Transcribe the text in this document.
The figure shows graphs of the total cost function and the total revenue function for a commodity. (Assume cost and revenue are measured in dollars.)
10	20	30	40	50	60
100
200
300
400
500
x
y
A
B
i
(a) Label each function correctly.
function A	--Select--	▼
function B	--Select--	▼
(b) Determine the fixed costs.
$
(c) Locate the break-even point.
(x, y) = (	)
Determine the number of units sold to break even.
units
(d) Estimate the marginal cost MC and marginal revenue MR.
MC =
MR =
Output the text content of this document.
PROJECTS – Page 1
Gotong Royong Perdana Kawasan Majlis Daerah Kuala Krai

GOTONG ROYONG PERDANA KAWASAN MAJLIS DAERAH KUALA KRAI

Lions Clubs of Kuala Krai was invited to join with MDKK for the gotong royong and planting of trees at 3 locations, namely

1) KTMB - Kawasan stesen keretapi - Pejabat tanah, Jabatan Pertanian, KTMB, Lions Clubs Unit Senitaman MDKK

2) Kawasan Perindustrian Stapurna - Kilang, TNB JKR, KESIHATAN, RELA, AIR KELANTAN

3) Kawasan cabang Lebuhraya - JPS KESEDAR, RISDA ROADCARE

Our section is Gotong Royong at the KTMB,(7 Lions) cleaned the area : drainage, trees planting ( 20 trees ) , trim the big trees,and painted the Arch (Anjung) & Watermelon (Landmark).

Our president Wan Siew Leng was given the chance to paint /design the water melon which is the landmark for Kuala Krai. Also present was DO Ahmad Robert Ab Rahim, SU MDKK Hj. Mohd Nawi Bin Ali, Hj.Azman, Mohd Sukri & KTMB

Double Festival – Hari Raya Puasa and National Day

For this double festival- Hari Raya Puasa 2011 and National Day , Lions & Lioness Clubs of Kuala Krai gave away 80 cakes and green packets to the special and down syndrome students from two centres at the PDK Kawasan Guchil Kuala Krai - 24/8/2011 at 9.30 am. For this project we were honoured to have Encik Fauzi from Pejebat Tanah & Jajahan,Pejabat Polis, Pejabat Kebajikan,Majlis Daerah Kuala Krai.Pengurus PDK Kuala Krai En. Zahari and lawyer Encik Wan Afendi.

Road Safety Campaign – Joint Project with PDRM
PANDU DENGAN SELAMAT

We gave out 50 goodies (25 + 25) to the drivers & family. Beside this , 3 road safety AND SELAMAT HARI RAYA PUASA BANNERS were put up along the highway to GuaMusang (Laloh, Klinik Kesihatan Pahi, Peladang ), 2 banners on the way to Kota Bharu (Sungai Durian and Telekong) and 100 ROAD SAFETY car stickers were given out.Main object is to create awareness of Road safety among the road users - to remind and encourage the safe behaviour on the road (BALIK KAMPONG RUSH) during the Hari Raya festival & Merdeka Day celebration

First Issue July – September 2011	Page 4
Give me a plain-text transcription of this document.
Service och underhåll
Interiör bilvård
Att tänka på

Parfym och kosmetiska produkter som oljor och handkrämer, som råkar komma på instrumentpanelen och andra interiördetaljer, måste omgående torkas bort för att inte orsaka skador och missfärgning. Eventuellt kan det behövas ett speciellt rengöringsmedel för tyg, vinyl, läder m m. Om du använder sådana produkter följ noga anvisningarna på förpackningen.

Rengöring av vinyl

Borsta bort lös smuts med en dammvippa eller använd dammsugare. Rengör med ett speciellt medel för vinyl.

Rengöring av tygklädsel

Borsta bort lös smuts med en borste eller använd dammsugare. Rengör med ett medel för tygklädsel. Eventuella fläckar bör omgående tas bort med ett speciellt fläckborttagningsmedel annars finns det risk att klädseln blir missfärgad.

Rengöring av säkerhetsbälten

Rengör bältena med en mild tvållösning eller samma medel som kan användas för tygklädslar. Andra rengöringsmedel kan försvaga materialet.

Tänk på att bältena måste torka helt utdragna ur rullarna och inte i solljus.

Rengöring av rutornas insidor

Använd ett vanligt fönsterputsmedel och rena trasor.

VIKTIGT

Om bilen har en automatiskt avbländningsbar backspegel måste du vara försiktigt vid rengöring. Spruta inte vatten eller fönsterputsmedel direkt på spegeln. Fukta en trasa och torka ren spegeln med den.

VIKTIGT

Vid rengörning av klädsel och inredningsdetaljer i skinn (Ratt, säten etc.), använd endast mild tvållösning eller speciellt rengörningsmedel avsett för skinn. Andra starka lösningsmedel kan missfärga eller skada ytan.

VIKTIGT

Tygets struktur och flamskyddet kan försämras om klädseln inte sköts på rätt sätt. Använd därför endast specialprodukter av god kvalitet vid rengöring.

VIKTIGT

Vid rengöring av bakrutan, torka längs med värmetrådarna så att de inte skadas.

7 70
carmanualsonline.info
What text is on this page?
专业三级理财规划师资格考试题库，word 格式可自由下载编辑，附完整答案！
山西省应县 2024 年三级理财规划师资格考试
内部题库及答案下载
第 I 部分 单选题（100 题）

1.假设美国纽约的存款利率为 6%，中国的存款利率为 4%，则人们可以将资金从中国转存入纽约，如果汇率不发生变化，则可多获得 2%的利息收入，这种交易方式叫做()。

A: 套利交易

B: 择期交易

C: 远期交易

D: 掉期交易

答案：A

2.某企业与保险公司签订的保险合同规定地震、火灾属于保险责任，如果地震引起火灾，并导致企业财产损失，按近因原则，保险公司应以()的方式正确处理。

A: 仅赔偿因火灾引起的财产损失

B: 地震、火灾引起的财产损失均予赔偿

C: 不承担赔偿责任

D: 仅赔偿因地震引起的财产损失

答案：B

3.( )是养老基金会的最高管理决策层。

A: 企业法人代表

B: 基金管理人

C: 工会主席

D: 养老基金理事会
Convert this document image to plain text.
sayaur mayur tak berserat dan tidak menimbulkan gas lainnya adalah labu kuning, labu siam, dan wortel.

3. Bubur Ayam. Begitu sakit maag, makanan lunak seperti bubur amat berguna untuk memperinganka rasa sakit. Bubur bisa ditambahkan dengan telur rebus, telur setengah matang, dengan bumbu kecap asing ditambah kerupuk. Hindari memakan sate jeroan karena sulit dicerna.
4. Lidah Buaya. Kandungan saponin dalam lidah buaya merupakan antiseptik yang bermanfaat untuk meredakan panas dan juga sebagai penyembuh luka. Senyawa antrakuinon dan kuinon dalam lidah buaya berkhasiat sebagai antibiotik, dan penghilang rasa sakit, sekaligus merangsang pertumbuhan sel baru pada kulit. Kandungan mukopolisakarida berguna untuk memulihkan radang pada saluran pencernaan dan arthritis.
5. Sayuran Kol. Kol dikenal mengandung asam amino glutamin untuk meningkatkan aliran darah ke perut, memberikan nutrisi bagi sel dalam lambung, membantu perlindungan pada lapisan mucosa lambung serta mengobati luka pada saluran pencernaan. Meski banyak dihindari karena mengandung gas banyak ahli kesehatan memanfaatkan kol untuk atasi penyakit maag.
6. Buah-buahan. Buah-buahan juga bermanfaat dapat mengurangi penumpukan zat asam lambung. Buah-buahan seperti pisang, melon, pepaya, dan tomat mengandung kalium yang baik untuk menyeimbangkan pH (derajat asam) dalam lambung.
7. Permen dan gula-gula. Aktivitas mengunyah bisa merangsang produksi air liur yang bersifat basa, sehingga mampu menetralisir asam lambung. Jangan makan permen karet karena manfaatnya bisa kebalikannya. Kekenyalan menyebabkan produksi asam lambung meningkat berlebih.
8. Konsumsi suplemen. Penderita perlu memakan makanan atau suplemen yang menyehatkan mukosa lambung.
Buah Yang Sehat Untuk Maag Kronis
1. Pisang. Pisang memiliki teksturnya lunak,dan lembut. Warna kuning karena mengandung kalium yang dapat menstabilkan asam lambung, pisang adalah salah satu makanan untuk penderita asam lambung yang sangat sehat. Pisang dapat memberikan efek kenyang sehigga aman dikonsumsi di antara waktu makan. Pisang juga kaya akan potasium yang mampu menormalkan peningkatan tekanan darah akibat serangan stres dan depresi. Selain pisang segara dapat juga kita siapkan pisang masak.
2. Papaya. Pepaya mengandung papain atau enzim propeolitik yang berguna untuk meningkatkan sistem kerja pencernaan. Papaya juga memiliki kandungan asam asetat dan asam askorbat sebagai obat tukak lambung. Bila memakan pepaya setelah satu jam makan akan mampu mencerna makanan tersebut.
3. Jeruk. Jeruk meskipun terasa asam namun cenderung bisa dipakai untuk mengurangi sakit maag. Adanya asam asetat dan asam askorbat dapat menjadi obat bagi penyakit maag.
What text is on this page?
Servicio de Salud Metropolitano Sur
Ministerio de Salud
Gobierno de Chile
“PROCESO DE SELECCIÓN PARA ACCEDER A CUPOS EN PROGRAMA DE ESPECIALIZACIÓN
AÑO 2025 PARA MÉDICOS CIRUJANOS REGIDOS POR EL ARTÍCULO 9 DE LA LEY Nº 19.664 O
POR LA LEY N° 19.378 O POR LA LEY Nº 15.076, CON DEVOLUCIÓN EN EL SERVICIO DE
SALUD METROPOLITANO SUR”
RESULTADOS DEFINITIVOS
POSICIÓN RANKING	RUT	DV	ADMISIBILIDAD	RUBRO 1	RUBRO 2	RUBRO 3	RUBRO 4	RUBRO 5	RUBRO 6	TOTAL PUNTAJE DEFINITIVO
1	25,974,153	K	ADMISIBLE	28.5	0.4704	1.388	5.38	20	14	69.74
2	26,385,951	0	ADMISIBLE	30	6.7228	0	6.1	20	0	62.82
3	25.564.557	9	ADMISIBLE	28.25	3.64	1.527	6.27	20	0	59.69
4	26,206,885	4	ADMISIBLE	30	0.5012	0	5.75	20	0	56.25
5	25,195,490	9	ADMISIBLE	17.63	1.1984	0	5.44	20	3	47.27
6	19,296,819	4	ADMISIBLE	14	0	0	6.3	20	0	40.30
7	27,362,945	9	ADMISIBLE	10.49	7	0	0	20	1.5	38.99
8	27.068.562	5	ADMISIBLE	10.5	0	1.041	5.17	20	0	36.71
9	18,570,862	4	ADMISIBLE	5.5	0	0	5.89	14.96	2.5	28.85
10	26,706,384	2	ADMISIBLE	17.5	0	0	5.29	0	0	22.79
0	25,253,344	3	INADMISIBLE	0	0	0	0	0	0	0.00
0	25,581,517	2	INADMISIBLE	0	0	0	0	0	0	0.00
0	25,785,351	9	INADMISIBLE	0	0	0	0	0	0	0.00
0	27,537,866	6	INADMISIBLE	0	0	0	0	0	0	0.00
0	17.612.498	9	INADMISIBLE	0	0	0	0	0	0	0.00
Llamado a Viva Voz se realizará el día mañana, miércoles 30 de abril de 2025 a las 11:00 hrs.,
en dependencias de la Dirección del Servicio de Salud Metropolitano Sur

--------

> [Stated task]:
List the lines of the material in which the word "bisa" occurs.

> [Answer to the exercise]:
3. Bubur Ayam. Begitu sakit maag, makanan lunak seperti bubur amat berguna untuk memperinganka rasa sakit. Bubur bisa ditambahkan dengan telur rebus, telur setengah matang, dengan bumbu kecap asing ditambah kerupuk. Hindari memakan sate jeroan karena sulit dicerna.
7. Permen dan gula-gula. Aktivitas mengunyah bisa merangsang produksi air liur yang bersifat basa, sehingga mampu menetralisir asam lambung. Jangan makan permen karet karena manfaatnya bisa kebalikannya. Kekenyalan menyebabkan produksi asam lambung meningkat berlebih.
3. Jeruk. Jeruk meskipun terasa asam namun cenderung bisa dipakai untuk mengurangi sakit maag. Adanya asam asetat dan asam askorbat dapat menjadi obat bagi penyakit maag.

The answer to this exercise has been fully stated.